Records supplied:
################

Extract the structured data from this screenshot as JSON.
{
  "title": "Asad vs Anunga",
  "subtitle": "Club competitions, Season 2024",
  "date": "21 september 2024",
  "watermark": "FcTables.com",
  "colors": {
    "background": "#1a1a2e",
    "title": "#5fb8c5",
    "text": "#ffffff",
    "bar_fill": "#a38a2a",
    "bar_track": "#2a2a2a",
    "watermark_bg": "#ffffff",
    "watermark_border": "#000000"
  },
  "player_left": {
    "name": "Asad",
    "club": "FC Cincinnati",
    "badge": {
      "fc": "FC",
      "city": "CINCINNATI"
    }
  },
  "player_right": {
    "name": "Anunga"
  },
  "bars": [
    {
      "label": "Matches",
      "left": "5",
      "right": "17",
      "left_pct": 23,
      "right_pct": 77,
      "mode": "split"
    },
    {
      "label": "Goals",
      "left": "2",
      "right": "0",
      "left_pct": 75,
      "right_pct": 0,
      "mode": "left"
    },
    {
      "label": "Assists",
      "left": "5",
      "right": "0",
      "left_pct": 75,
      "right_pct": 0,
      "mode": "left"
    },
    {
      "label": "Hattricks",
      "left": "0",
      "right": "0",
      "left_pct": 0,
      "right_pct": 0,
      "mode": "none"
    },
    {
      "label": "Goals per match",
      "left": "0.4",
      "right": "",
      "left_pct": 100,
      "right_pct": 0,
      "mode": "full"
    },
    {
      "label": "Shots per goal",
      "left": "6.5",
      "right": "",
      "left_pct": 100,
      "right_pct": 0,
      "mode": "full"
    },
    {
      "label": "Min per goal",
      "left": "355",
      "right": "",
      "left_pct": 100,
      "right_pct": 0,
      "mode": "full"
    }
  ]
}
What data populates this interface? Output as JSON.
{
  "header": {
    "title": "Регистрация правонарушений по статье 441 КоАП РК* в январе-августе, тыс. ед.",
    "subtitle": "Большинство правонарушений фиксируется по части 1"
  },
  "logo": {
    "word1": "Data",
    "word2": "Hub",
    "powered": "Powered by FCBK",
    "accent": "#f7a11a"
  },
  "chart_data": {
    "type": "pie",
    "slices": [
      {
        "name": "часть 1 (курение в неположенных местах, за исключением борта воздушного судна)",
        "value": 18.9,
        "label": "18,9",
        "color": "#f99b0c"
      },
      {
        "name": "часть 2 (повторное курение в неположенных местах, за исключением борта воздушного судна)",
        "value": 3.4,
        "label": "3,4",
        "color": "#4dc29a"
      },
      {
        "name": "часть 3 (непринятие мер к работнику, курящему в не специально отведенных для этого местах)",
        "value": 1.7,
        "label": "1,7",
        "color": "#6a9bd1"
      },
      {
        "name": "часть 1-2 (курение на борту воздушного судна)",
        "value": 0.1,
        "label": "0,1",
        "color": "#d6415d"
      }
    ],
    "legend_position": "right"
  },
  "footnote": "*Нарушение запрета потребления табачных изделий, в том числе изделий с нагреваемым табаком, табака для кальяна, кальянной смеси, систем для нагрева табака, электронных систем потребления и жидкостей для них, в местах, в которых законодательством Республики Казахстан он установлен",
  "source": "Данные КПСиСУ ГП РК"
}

################

Task prompt: Search the listing for the string "JSON". Copy each line where it turns up.

Result for this exercise:
Extract the structured data from this screenshot as JSON.
What data populates this interface? Output as JSON.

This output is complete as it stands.